= TASK REQUIREMENTS =
Pictures stay out of the copy; set down each line of the listing below exactly.

(Stored data entries)
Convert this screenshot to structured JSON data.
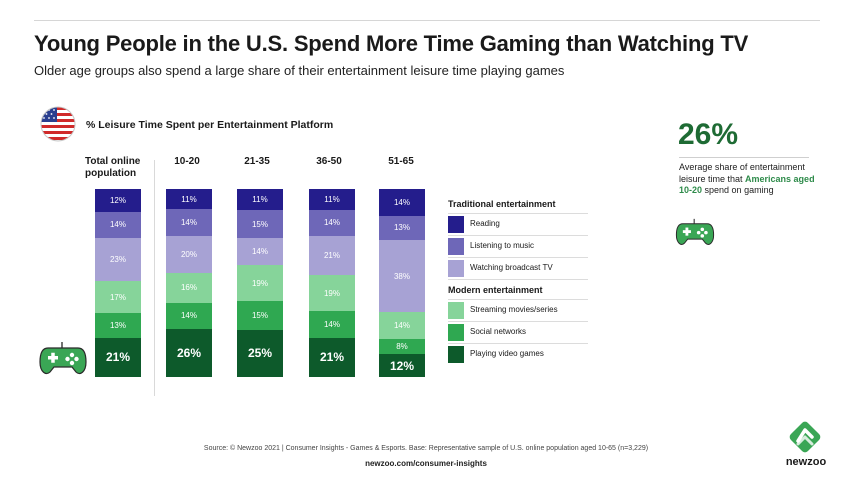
{
  "header": {
    "title": "Young People in the U.S. Spend More Time Gaming than Watching TV",
    "subtitle": "Older age groups also spend a large share of their entertainment leisure time playing games"
  },
  "chart_data": {
    "type": "bar",
    "stacked": true,
    "title": "% Leisure Time Spent per Entertainment Platform",
    "categories": [
      "Total online population",
      "10-20",
      "21-35",
      "36-50",
      "51-65"
    ],
    "series": [
      {
        "name": "Playing video games",
        "color": "#0d5a2b",
        "values": [
          21,
          26,
          25,
          21,
          12
        ],
        "labels": [
          "21%",
          "26%",
          "25%",
          "21%",
          "12%"
        ]
      },
      {
        "name": "Social networks",
        "color": "#2fa851",
        "values": [
          13,
          14,
          15,
          14,
          8
        ],
        "labels": [
          "13%",
          "14%",
          "15%",
          "14%",
          "8%"
        ]
      },
      {
        "name": "Streaming movies/series",
        "color": "#86d49a",
        "values": [
          17,
          16,
          19,
          19,
          14
        ],
        "labels": [
          "17%",
          "16%",
          "19%",
          "19%",
          "14%"
        ]
      },
      {
        "name": "Watching broadcast TV",
        "color": "#a7a2d4",
        "values": [
          23,
          20,
          14,
          21,
          38
        ],
        "labels": [
          "23%",
          "20%",
          "14%",
          "21%",
          "38%"
        ]
      },
      {
        "name": "Listening to music",
        "color": "#6e67b8",
        "values": [
          14,
          14,
          15,
          14,
          13
        ],
        "labels": [
          "14%",
          "14%",
          "15%",
          "14%",
          "13%"
        ]
      },
      {
        "name": "Reading",
        "color": "#241d8c",
        "values": [
          12,
          11,
          11,
          11,
          14
        ],
        "labels": [
          "12%",
          "11%",
          "11%",
          "11%",
          "14%"
        ]
      }
    ],
    "legend": {
      "groups": [
        {
          "heading": "Traditional entertainment",
          "items": [
            "Reading",
            "Listening to music",
            "Watching broadcast TV"
          ]
        },
        {
          "heading": "Modern entertainment",
          "items": [
            "Streaming movies/series",
            "Social networks",
            "Playing video games"
          ]
        }
      ]
    }
  },
  "stat": {
    "value": "26%",
    "text_before": "Average share of entertainment leisure time that ",
    "highlight": "Americans aged 10-20",
    "text_after": " spend on gaming"
  },
  "footer": {
    "source": "Source: © Newzoo 2021 | Consumer Insights - Games & Esports. Base: Representative sample of U.S. online population aged 10-65 (n=3,229)",
    "link": "newzoo.com/consumer-insights",
    "brand": "newzoo"
  },
  "icons": [
    "us-flag-icon",
    "game-controller-icon",
    "newzoo-logo"
  ]
}
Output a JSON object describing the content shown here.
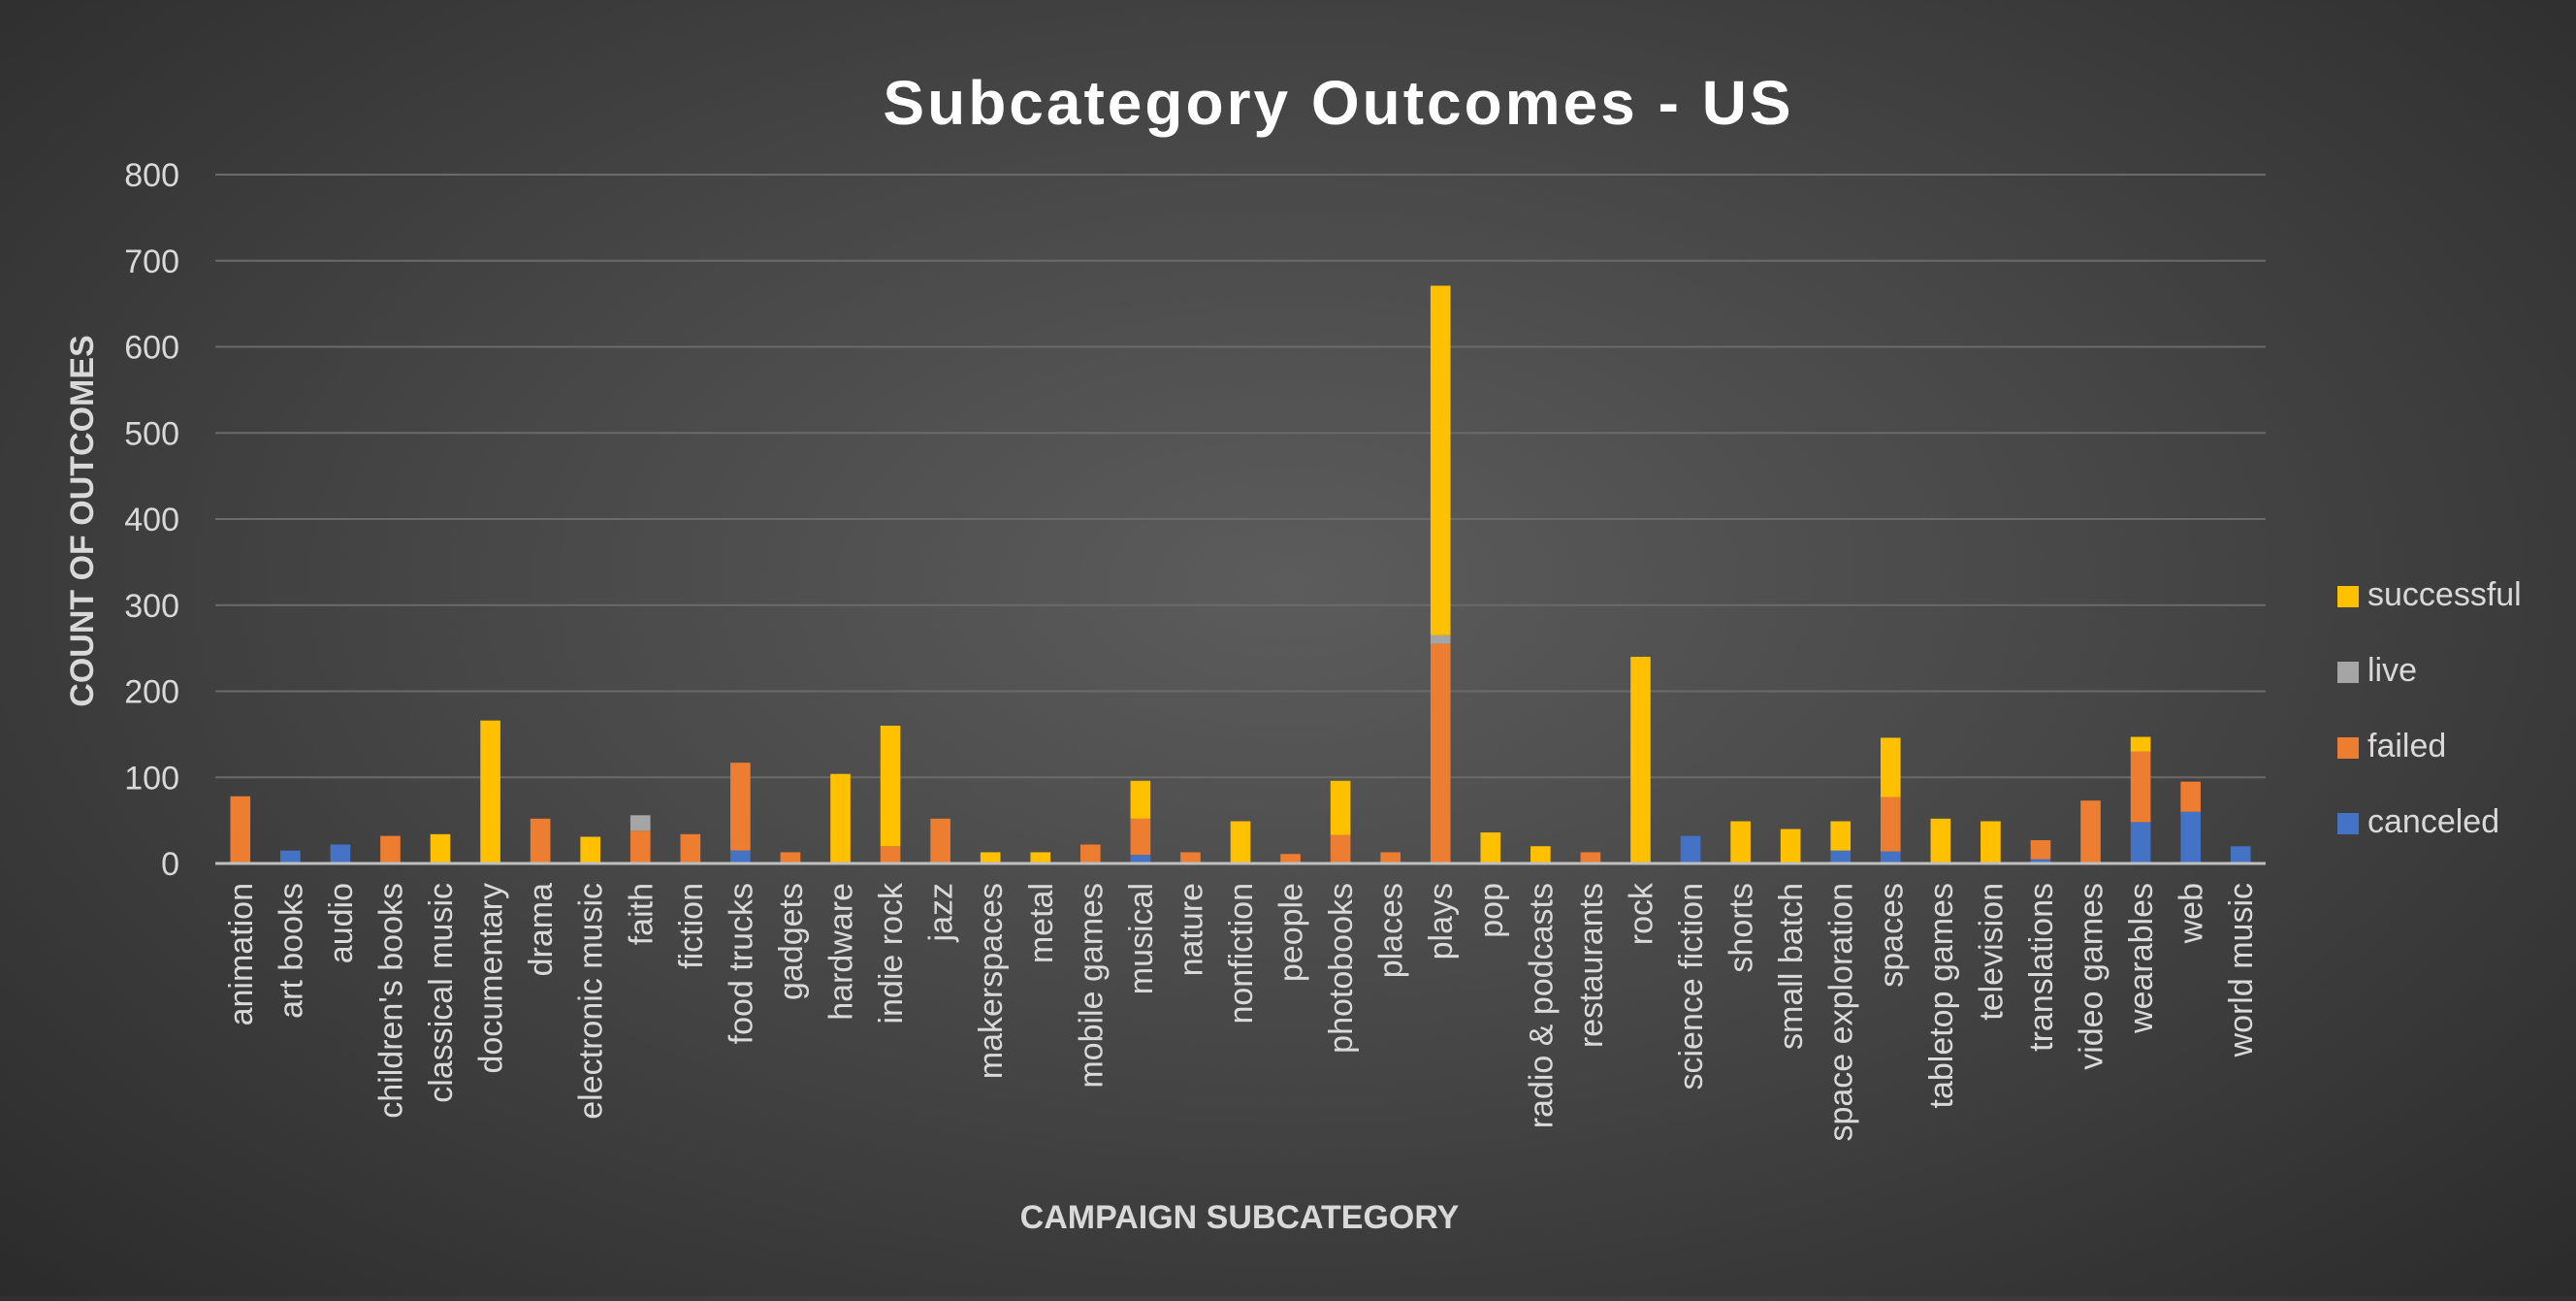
{
  "chart_data": {
    "type": "bar",
    "stacked": true,
    "title": "Subcategory Outcomes - US",
    "xlabel": "CAMPAIGN SUBCATEGORY",
    "ylabel": "COUNT OF OUTCOMES",
    "ylim": [
      0,
      800
    ],
    "yticks": [
      0,
      100,
      200,
      300,
      400,
      500,
      600,
      700,
      800
    ],
    "grid": true,
    "legend_position": "right",
    "categories": [
      "animation",
      "art books",
      "audio",
      "children's books",
      "classical music",
      "documentary",
      "drama",
      "electronic music",
      "faith",
      "fiction",
      "food trucks",
      "gadgets",
      "hardware",
      "indie rock",
      "jazz",
      "makerspaces",
      "metal",
      "mobile games",
      "musical",
      "nature",
      "nonfiction",
      "people",
      "photobooks",
      "places",
      "plays",
      "pop",
      "radio & podcasts",
      "restaurants",
      "rock",
      "science fiction",
      "shorts",
      "small batch",
      "space exploration",
      "spaces",
      "tabletop games",
      "television",
      "translations",
      "video games",
      "wearables",
      "web",
      "world music"
    ],
    "series": [
      {
        "name": "canceled",
        "color": "#4472c4",
        "values": [
          0,
          15,
          22,
          0,
          0,
          0,
          0,
          0,
          0,
          0,
          15,
          0,
          0,
          0,
          0,
          0,
          0,
          0,
          10,
          0,
          0,
          0,
          0,
          0,
          0,
          0,
          0,
          0,
          0,
          32,
          0,
          0,
          15,
          14,
          0,
          0,
          5,
          0,
          48,
          60,
          20
        ]
      },
      {
        "name": "failed",
        "color": "#ed7d31",
        "values": [
          78,
          0,
          0,
          32,
          0,
          0,
          52,
          0,
          38,
          34,
          102,
          13,
          0,
          20,
          52,
          0,
          0,
          22,
          42,
          13,
          0,
          11,
          33,
          13,
          255,
          0,
          0,
          13,
          0,
          0,
          0,
          0,
          0,
          63,
          0,
          0,
          22,
          73,
          82,
          35,
          0
        ]
      },
      {
        "name": "live",
        "color": "#a5a5a5",
        "values": [
          0,
          0,
          0,
          0,
          0,
          0,
          0,
          0,
          18,
          0,
          0,
          0,
          0,
          0,
          0,
          0,
          0,
          0,
          0,
          0,
          0,
          0,
          0,
          0,
          10,
          0,
          0,
          0,
          0,
          0,
          0,
          0,
          0,
          0,
          0,
          0,
          0,
          0,
          0,
          0,
          0
        ]
      },
      {
        "name": "successful",
        "color": "#ffc000",
        "values": [
          0,
          0,
          0,
          0,
          34,
          166,
          0,
          31,
          0,
          0,
          0,
          0,
          104,
          140,
          0,
          13,
          13,
          0,
          44,
          0,
          49,
          0,
          63,
          0,
          406,
          36,
          20,
          0,
          240,
          0,
          49,
          40,
          34,
          69,
          52,
          49,
          0,
          0,
          17,
          0,
          0
        ]
      }
    ]
  }
}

= PROBLEM SOLUTION =
Convert this screenshot to structured JSON data.
{
  "header": {
    "title": "Young People in the U.S. Spend More Time Gaming than Watching TV",
    "subtitle": "Older age groups also spend a large share of their entertainment leisure time playing games"
  },
  "chart_data": {
    "type": "bar",
    "stacked": true,
    "title": "% Leisure Time Spent per Entertainment Platform",
    "categories": [
      "Total online population",
      "10-20",
      "21-35",
      "36-50",
      "51-65"
    ],
    "series": [
      {
        "name": "Playing video games",
        "color": "#0d5a2b",
        "values": [
          21,
          26,
          25,
          21,
          12
        ],
        "labels": [
          "21%",
          "26%",
          "25%",
          "21%",
          "12%"
        ]
      },
      {
        "name": "Social networks",
        "color": "#2fa851",
        "values": [
          13,
          14,
          15,
          14,
          8
        ],
        "labels": [
          "13%",
          "14%",
          "15%",
          "14%",
          "8%"
        ]
      },
      {
        "name": "Streaming movies/series",
        "color": "#86d49a",
        "values": [
          17,
          16,
          19,
          19,
          14
        ],
        "labels": [
          "17%",
          "16%",
          "19%",
          "19%",
          "14%"
        ]
      },
      {
        "name": "Watching broadcast TV",
        "color": "#a7a2d4",
        "values": [
          23,
          20,
          14,
          21,
          38
        ],
        "labels": [
          "23%",
          "20%",
          "14%",
          "21%",
          "38%"
        ]
      },
      {
        "name": "Listening to music",
        "color": "#6e67b8",
        "values": [
          14,
          14,
          15,
          14,
          13
        ],
        "labels": [
          "14%",
          "14%",
          "15%",
          "14%",
          "13%"
        ]
      },
      {
        "name": "Reading",
        "color": "#241d8c",
        "values": [
          12,
          11,
          11,
          11,
          14
        ],
        "labels": [
          "12%",
          "11%",
          "11%",
          "11%",
          "14%"
        ]
      }
    ],
    "legend": {
      "groups": [
        {
          "heading": "Traditional entertainment",
          "items": [
            "Reading",
            "Listening to music",
            "Watching broadcast TV"
          ]
        },
        {
          "heading": "Modern entertainment",
          "items": [
            "Streaming movies/series",
            "Social networks",
            "Playing video games"
          ]
        }
      ]
    }
  },
  "stat": {
    "value": "26%",
    "text_before": "Average share of entertainment leisure time that ",
    "highlight": "Americans aged 10-20",
    "text_after": " spend on gaming"
  },
  "footer": {
    "source": "Source: © Newzoo 2021 | Consumer Insights - Games & Esports. Base: Representative sample of U.S. online population aged 10-65 (n=3,229)",
    "link": "newzoo.com/consumer-insights",
    "brand": "newzoo"
  },
  "icons": [
    "us-flag-icon",
    "game-controller-icon",
    "newzoo-logo"
  ]
}
Output a JSON object describing the content shown here.
{
  "chart_data": {
    "type": "bar",
    "stacked": true,
    "title": "Subcategory Outcomes - US",
    "xlabel": "CAMPAIGN SUBCATEGORY",
    "ylabel": "COUNT OF OUTCOMES",
    "ylim": [
      0,
      800
    ],
    "yticks": [
      0,
      100,
      200,
      300,
      400,
      500,
      600,
      700,
      800
    ],
    "grid": true,
    "legend_position": "right",
    "categories": [
      "animation",
      "art books",
      "audio",
      "children's books",
      "classical music",
      "documentary",
      "drama",
      "electronic music",
      "faith",
      "fiction",
      "food trucks",
      "gadgets",
      "hardware",
      "indie rock",
      "jazz",
      "makerspaces",
      "metal",
      "mobile games",
      "musical",
      "nature",
      "nonfiction",
      "people",
      "photobooks",
      "places",
      "plays",
      "pop",
      "radio & podcasts",
      "restaurants",
      "rock",
      "science fiction",
      "shorts",
      "small batch",
      "space exploration",
      "spaces",
      "tabletop games",
      "television",
      "translations",
      "video games",
      "wearables",
      "web",
      "world music"
    ],
    "series": [
      {
        "name": "canceled",
        "color": "#4472c4",
        "values": [
          0,
          15,
          22,
          0,
          0,
          0,
          0,
          0,
          0,
          0,
          15,
          0,
          0,
          0,
          0,
          0,
          0,
          0,
          10,
          0,
          0,
          0,
          0,
          0,
          0,
          0,
          0,
          0,
          0,
          32,
          0,
          0,
          15,
          14,
          0,
          0,
          5,
          0,
          48,
          60,
          20
        ]
      },
      {
        "name": "failed",
        "color": "#ed7d31",
        "values": [
          78,
          0,
          0,
          32,
          0,
          0,
          52,
          0,
          38,
          34,
          102,
          13,
          0,
          20,
          52,
          0,
          0,
          22,
          42,
          13,
          0,
          11,
          33,
          13,
          255,
          0,
          0,
          13,
          0,
          0,
          0,
          0,
          0,
          63,
          0,
          0,
          22,
          73,
          82,
          35,
          0
        ]
      },
      {
        "name": "live",
        "color": "#a5a5a5",
        "values": [
          0,
          0,
          0,
          0,
          0,
          0,
          0,
          0,
          18,
          0,
          0,
          0,
          0,
          0,
          0,
          0,
          0,
          0,
          0,
          0,
          0,
          0,
          0,
          0,
          10,
          0,
          0,
          0,
          0,
          0,
          0,
          0,
          0,
          0,
          0,
          0,
          0,
          0,
          0,
          0,
          0
        ]
      },
      {
        "name": "successful",
        "color": "#ffc000",
        "values": [
          0,
          0,
          0,
          0,
          34,
          166,
          0,
          31,
          0,
          0,
          0,
          0,
          104,
          140,
          0,
          13,
          13,
          0,
          44,
          0,
          49,
          0,
          63,
          0,
          406,
          36,
          20,
          0,
          240,
          0,
          49,
          40,
          34,
          69,
          52,
          49,
          0,
          0,
          17,
          0,
          0
        ]
      }
    ]
  }
}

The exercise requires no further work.